> [Collected data]:

○ ○ ○ ○ ○

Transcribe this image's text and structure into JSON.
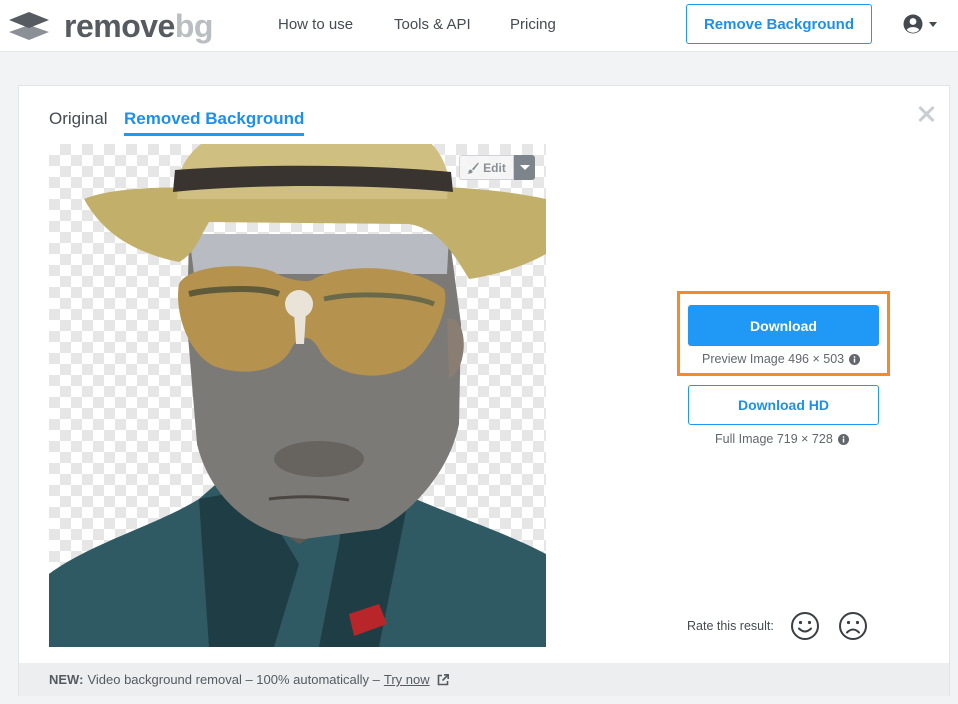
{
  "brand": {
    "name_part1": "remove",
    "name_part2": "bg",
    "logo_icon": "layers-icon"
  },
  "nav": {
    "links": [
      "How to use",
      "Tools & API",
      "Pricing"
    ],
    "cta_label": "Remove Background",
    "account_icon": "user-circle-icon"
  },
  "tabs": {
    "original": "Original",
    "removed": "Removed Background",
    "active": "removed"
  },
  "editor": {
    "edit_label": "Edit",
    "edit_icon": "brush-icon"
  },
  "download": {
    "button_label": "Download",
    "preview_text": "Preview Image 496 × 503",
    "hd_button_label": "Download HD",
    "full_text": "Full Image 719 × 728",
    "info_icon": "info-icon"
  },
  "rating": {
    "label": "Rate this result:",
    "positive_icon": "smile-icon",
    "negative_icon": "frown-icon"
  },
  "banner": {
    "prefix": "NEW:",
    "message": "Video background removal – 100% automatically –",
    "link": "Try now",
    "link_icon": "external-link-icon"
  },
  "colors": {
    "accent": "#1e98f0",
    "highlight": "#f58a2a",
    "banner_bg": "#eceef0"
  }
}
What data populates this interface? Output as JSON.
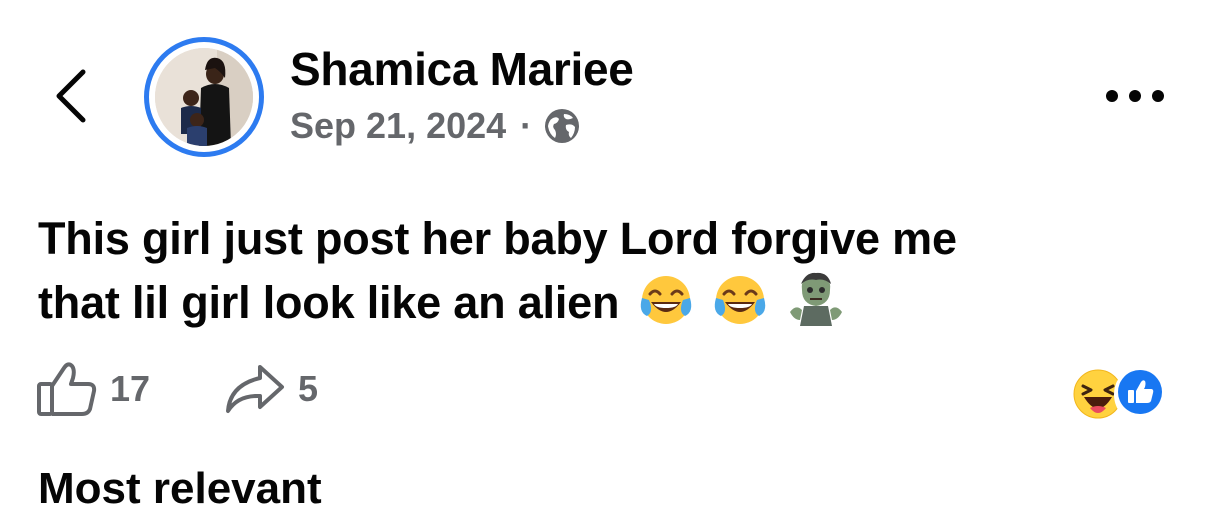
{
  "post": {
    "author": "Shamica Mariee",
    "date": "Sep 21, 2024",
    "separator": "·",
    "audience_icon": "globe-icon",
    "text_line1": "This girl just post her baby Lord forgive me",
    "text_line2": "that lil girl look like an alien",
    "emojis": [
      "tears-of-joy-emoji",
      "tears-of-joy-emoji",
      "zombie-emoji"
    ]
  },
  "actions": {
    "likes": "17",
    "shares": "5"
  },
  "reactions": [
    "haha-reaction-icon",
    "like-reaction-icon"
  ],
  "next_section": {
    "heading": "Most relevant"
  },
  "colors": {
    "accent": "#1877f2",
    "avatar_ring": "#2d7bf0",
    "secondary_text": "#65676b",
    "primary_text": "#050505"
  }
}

○ ○ ○ ○ ○

> [Short exercise]: With pictures left out, extract the lines from the one containing "What data populates" to the end of the material above, both included, exactly as written.

> [Finished answer]:
What data populates this interface? Output as JSON.
{
  "post": {
    "author": "Shamica Mariee",
    "date": "Sep 21, 2024",
    "separator": "·",
    "audience_icon": "globe-icon",
    "text_line1": "This girl just post her baby Lord forgive me",
    "text_line2": "that lil girl look like an alien",
    "emojis": [
      "tears-of-joy-emoji",
      "tears-of-joy-emoji",
      "zombie-emoji"
    ]
  },
  "actions": {
    "likes": "17",
    "shares": "5"
  },
  "reactions": [
    "haha-reaction-icon",
    "like-reaction-icon"
  ],
  "next_section": {
    "heading": "Most relevant"
  },
  "colors": {
    "accent": "#1877f2",
    "avatar_ring": "#2d7bf0",
    "secondary_text": "#65676b",
    "primary_text": "#050505"
  }
}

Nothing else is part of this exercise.